Give every line of the material again, exactly as written.

begin Input

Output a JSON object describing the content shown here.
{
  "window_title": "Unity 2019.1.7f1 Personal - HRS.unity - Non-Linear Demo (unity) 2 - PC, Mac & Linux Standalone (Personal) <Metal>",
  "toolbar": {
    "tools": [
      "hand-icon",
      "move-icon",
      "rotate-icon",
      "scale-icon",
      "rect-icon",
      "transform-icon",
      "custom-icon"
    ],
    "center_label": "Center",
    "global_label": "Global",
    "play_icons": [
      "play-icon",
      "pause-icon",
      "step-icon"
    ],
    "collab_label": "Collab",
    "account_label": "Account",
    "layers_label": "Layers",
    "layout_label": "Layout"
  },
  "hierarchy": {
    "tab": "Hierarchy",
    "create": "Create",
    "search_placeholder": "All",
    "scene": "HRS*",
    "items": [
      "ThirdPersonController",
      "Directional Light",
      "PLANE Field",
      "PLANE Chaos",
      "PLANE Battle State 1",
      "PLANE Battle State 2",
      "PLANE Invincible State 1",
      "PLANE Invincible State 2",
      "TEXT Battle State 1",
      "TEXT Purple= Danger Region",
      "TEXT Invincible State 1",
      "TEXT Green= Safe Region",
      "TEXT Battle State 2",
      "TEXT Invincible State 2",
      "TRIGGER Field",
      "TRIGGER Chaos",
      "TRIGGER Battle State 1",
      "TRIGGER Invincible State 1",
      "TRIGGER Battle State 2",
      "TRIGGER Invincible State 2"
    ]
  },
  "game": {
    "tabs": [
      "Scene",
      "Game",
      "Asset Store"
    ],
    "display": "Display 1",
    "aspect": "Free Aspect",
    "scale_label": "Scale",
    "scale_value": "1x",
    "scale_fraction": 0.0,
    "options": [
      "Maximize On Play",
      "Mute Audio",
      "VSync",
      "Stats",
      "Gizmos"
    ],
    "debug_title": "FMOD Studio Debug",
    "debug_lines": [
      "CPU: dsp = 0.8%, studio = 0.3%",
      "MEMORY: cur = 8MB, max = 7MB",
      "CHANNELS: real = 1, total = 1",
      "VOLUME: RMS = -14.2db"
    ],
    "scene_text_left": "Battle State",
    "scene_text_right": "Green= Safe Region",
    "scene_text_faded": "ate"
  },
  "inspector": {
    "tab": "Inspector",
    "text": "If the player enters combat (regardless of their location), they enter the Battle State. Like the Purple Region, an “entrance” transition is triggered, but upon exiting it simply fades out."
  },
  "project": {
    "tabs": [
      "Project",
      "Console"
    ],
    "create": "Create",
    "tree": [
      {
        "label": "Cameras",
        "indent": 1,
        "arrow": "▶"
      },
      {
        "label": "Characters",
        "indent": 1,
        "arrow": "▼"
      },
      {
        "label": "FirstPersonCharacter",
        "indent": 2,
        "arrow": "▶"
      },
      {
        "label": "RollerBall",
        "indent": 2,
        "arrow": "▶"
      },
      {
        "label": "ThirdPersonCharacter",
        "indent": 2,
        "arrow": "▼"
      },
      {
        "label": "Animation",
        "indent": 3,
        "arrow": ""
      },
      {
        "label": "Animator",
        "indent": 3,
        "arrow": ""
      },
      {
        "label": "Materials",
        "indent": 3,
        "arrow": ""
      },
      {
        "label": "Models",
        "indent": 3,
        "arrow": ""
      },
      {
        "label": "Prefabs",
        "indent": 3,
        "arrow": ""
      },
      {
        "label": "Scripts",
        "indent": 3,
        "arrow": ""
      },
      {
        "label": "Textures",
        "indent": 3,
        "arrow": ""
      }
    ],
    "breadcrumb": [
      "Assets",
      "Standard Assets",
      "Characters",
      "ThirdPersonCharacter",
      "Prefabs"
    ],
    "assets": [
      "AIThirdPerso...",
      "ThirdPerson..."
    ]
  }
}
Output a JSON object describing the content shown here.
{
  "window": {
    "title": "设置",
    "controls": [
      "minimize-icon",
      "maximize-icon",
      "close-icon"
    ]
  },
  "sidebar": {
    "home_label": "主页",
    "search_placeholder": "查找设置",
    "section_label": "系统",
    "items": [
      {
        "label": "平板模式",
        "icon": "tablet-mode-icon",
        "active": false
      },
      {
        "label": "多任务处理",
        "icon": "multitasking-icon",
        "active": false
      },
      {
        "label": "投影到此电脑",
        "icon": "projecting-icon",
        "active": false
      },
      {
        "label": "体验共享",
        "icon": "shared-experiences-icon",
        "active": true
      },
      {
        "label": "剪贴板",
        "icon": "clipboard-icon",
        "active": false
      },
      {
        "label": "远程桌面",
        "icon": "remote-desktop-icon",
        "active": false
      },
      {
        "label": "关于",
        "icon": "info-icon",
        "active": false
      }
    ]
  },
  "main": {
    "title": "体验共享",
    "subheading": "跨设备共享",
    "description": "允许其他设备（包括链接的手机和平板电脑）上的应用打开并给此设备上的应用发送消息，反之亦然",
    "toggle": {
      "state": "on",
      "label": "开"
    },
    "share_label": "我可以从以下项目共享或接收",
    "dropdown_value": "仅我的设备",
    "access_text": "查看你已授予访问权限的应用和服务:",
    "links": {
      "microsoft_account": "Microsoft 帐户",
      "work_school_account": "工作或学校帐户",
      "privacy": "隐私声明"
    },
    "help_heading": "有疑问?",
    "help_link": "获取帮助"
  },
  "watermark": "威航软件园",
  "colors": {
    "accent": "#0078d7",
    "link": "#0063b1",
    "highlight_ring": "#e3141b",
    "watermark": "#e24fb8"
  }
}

end Input

Result below:
Output a JSON object describing the content shown here.
{
  "window_title": "Unity 2019.1.7f1 Personal - HRS.unity - Non-Linear Demo (unity) 2 - PC, Mac & Linux Standalone (Personal) <Metal>",
  "toolbar": {
    "tools": [
      "hand-icon",
      "move-icon",
      "rotate-icon",
      "scale-icon",
      "rect-icon",
      "transform-icon",
      "custom-icon"
    ],
    "center_label": "Center",
    "global_label": "Global",
    "play_icons": [
      "play-icon",
      "pause-icon",
      "step-icon"
    ],
    "collab_label": "Collab",
    "account_label": "Account",
    "layers_label": "Layers",
    "layout_label": "Layout"
  },
  "hierarchy": {
    "tab": "Hierarchy",
    "create": "Create",
    "search_placeholder": "All",
    "scene": "HRS*",
    "items": [
      "ThirdPersonController",
      "Directional Light",
      "PLANE Field",
      "PLANE Chaos",
      "PLANE Battle State 1",
      "PLANE Battle State 2",
      "PLANE Invincible State 1",
      "PLANE Invincible State 2",
      "TEXT Battle State 1",
      "TEXT Purple= Danger Region",
      "TEXT Invincible State 1",
      "TEXT Green= Safe Region",
      "TEXT Battle State 2",
      "TEXT Invincible State 2",
      "TRIGGER Field",
      "TRIGGER Chaos",
      "TRIGGER Battle State 1",
      "TRIGGER Invincible State 1",
      "TRIGGER Battle State 2",
      "TRIGGER Invincible State 2"
    ]
  },
  "game": {
    "tabs": [
      "Scene",
      "Game",
      "Asset Store"
    ],
    "display": "Display 1",
    "aspect": "Free Aspect",
    "scale_label": "Scale",
    "scale_value": "1x",
    "scale_fraction": 0.0,
    "options": [
      "Maximize On Play",
      "Mute Audio",
      "VSync",
      "Stats",
      "Gizmos"
    ],
    "debug_title": "FMOD Studio Debug",
    "debug_lines": [
      "CPU: dsp = 0.8%, studio = 0.3%",
      "MEMORY: cur = 8MB, max = 7MB",
      "CHANNELS: real = 1, total = 1",
      "VOLUME: RMS = -14.2db"
    ],
    "scene_text_left": "Battle State",
    "scene_text_right": "Green= Safe Region",
    "scene_text_faded": "ate"
  },
  "inspector": {
    "tab": "Inspector",
    "text": "If the player enters combat (regardless of their location), they enter the Battle State. Like the Purple Region, an “entrance” transition is triggered, but upon exiting it simply fades out."
  },
  "project": {
    "tabs": [
      "Project",
      "Console"
    ],
    "create": "Create",
    "tree": [
      {
        "label": "Cameras",
        "indent": 1,
        "arrow": "▶"
      },
      {
        "label": "Characters",
        "indent": 1,
        "arrow": "▼"
      },
      {
        "label": "FirstPersonCharacter",
        "indent": 2,
        "arrow": "▶"
      },
      {
        "label": "RollerBall",
        "indent": 2,
        "arrow": "▶"
      },
      {
        "label": "ThirdPersonCharacter",
        "indent": 2,
        "arrow": "▼"
      },
      {
        "label": "Animation",
        "indent": 3,
        "arrow": ""
      },
      {
        "label": "Animator",
        "indent": 3,
        "arrow": ""
      },
      {
        "label": "Materials",
        "indent": 3,
        "arrow": ""
      },
      {
        "label": "Models",
        "indent": 3,
        "arrow": ""
      },
      {
        "label": "Prefabs",
        "indent": 3,
        "arrow": ""
      },
      {
        "label": "Scripts",
        "indent": 3,
        "arrow": ""
      },
      {
        "label": "Textures",
        "indent": 3,
        "arrow": ""
      }
    ],
    "breadcrumb": [
      "Assets",
      "Standard Assets",
      "Characters",
      "ThirdPersonCharacter",
      "Prefabs"
    ],
    "assets": [
      "AIThirdPerso...",
      "ThirdPerson..."
    ]
  }
}
Output a JSON object describing the content shown here.
{
  "window": {
    "title": "设置",
    "controls": [
      "minimize-icon",
      "maximize-icon",
      "close-icon"
    ]
  },
  "sidebar": {
    "home_label": "主页",
    "search_placeholder": "查找设置",
    "section_label": "系统",
    "items": [
      {
        "label": "平板模式",
        "icon": "tablet-mode-icon",
        "active": false
      },
      {
        "label": "多任务处理",
        "icon": "multitasking-icon",
        "active": false
      },
      {
        "label": "投影到此电脑",
        "icon": "projecting-icon",
        "active": false
      },
      {
        "label": "体验共享",
        "icon": "shared-experiences-icon",
        "active": true
      },
      {
        "label": "剪贴板",
        "icon": "clipboard-icon",
        "active": false
      },
      {
        "label": "远程桌面",
        "icon": "remote-desktop-icon",
        "active": false
      },
      {
        "label": "关于",
        "icon": "info-icon",
        "active": false
      }
    ]
  },
  "main": {
    "title": "体验共享",
    "subheading": "跨设备共享",
    "description": "允许其他设备（包括链接的手机和平板电脑）上的应用打开并给此设备上的应用发送消息，反之亦然",
    "toggle": {
      "state": "on",
      "label": "开"
    },
    "share_label": "我可以从以下项目共享或接收",
    "dropdown_value": "仅我的设备",
    "access_text": "查看你已授予访问权限的应用和服务:",
    "links": {
      "microsoft_account": "Microsoft 帐户",
      "work_school_account": "工作或学校帐户",
      "privacy": "隐私声明"
    },
    "help_heading": "有疑问?",
    "help_link": "获取帮助"
  },
  "watermark": "威航软件园",
  "colors": {
    "accent": "#0078d7",
    "link": "#0063b1",
    "highlight_ring": "#e3141b",
    "watermark": "#e24fb8"
  }
}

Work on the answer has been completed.